▶ **What needs to be done**: Print all entries word for word.

▶ **Listed entries**:

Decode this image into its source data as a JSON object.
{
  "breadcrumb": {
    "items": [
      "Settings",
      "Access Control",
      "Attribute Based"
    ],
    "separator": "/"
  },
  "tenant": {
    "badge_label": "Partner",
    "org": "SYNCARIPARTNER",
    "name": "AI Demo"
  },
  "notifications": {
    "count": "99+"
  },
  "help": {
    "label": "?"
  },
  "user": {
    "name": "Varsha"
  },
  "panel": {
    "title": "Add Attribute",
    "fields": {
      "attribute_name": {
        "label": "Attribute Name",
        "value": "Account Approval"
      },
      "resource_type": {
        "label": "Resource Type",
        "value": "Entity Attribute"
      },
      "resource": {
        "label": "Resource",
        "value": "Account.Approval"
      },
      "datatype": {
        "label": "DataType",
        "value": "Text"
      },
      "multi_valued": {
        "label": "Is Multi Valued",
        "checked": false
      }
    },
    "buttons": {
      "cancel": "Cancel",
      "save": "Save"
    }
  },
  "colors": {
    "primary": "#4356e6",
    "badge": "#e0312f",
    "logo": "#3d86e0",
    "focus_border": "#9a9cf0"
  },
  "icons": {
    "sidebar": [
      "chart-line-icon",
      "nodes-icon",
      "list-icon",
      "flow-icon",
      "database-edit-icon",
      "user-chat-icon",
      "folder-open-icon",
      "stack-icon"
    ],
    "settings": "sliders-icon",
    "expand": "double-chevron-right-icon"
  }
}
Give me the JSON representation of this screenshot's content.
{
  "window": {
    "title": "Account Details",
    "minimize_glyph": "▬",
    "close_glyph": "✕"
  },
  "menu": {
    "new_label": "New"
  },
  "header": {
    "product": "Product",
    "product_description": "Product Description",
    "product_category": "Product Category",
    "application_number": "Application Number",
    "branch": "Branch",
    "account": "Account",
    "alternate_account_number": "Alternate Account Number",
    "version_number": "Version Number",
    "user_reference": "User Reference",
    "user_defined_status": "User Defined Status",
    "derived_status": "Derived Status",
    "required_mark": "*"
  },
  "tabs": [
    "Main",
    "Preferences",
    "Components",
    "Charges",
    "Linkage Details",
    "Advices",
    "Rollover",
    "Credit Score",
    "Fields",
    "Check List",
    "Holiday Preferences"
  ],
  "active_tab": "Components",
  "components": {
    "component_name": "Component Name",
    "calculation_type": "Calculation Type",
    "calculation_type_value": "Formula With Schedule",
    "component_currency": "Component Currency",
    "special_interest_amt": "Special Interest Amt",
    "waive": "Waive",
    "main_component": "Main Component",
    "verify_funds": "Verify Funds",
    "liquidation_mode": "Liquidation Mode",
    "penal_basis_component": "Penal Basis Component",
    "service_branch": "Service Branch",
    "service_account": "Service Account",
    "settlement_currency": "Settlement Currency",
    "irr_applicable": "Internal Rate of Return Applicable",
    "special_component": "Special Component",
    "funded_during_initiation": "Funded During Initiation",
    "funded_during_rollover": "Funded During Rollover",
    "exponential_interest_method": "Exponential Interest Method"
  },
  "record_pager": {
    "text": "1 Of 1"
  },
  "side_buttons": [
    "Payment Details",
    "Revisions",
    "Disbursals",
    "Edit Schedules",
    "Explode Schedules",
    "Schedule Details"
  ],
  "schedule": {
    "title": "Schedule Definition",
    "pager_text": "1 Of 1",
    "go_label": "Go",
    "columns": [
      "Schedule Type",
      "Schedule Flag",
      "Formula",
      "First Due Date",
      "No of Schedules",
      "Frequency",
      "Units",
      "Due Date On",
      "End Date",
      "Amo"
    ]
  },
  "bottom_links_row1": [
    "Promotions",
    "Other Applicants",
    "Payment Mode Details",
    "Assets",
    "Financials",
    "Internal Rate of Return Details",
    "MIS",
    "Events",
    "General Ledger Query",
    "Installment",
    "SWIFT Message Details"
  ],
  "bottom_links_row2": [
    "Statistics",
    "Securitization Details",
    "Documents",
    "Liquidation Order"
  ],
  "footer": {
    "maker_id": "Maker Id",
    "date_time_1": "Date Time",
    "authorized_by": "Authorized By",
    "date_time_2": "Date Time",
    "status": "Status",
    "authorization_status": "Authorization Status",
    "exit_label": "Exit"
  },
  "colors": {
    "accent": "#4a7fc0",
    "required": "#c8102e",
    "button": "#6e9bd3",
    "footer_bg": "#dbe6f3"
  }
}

▶ **Problem solution**:
Decode this image into its source data as a JSON object.
{
  "breadcrumb": {
    "items": [
      "Settings",
      "Access Control",
      "Attribute Based"
    ],
    "separator": "/"
  },
  "tenant": {
    "badge_label": "Partner",
    "org": "SYNCARIPARTNER",
    "name": "AI Demo"
  },
  "notifications": {
    "count": "99+"
  },
  "help": {
    "label": "?"
  },
  "user": {
    "name": "Varsha"
  },
  "panel": {
    "title": "Add Attribute",
    "fields": {
      "attribute_name": {
        "label": "Attribute Name",
        "value": "Account Approval"
      },
      "resource_type": {
        "label": "Resource Type",
        "value": "Entity Attribute"
      },
      "resource": {
        "label": "Resource",
        "value": "Account.Approval"
      },
      "datatype": {
        "label": "DataType",
        "value": "Text"
      },
      "multi_valued": {
        "label": "Is Multi Valued",
        "checked": false
      }
    },
    "buttons": {
      "cancel": "Cancel",
      "save": "Save"
    }
  },
  "colors": {
    "primary": "#4356e6",
    "badge": "#e0312f",
    "logo": "#3d86e0",
    "focus_border": "#9a9cf0"
  },
  "icons": {
    "sidebar": [
      "chart-line-icon",
      "nodes-icon",
      "list-icon",
      "flow-icon",
      "database-edit-icon",
      "user-chat-icon",
      "folder-open-icon",
      "stack-icon"
    ],
    "settings": "sliders-icon",
    "expand": "double-chevron-right-icon"
  }
}
Give me the JSON representation of this screenshot's content.
{
  "window": {
    "title": "Account Details",
    "minimize_glyph": "▬",
    "close_glyph": "✕"
  },
  "menu": {
    "new_label": "New"
  },
  "header": {
    "product": "Product",
    "product_description": "Product Description",
    "product_category": "Product Category",
    "application_number": "Application Number",
    "branch": "Branch",
    "account": "Account",
    "alternate_account_number": "Alternate Account Number",
    "version_number": "Version Number",
    "user_reference": "User Reference",
    "user_defined_status": "User Defined Status",
    "derived_status": "Derived Status",
    "required_mark": "*"
  },
  "tabs": [
    "Main",
    "Preferences",
    "Components",
    "Charges",
    "Linkage Details",
    "Advices",
    "Rollover",
    "Credit Score",
    "Fields",
    "Check List",
    "Holiday Preferences"
  ],
  "active_tab": "Components",
  "components": {
    "component_name": "Component Name",
    "calculation_type": "Calculation Type",
    "calculation_type_value": "Formula With Schedule",
    "component_currency": "Component Currency",
    "special_interest_amt": "Special Interest Amt",
    "waive": "Waive",
    "main_component": "Main Component",
    "verify_funds": "Verify Funds",
    "liquidation_mode": "Liquidation Mode",
    "penal_basis_component": "Penal Basis Component",
    "service_branch": "Service Branch",
    "service_account": "Service Account",
    "settlement_currency": "Settlement Currency",
    "irr_applicable": "Internal Rate of Return Applicable",
    "special_component": "Special Component",
    "funded_during_initiation": "Funded During Initiation",
    "funded_during_rollover": "Funded During Rollover",
    "exponential_interest_method": "Exponential Interest Method"
  },
  "record_pager": {
    "text": "1 Of 1"
  },
  "side_buttons": [
    "Payment Details",
    "Revisions",
    "Disbursals",
    "Edit Schedules",
    "Explode Schedules",
    "Schedule Details"
  ],
  "schedule": {
    "title": "Schedule Definition",
    "pager_text": "1 Of 1",
    "go_label": "Go",
    "columns": [
      "Schedule Type",
      "Schedule Flag",
      "Formula",
      "First Due Date",
      "No of Schedules",
      "Frequency",
      "Units",
      "Due Date On",
      "End Date",
      "Amo"
    ]
  },
  "bottom_links_row1": [
    "Promotions",
    "Other Applicants",
    "Payment Mode Details",
    "Assets",
    "Financials",
    "Internal Rate of Return Details",
    "MIS",
    "Events",
    "General Ledger Query",
    "Installment",
    "SWIFT Message Details"
  ],
  "bottom_links_row2": [
    "Statistics",
    "Securitization Details",
    "Documents",
    "Liquidation Order"
  ],
  "footer": {
    "maker_id": "Maker Id",
    "date_time_1": "Date Time",
    "authorized_by": "Authorized By",
    "date_time_2": "Date Time",
    "status": "Status",
    "authorization_status": "Authorization Status",
    "exit_label": "Exit"
  },
  "colors": {
    "accent": "#4a7fc0",
    "required": "#c8102e",
    "button": "#6e9bd3",
    "footer_bg": "#dbe6f3"
  }
}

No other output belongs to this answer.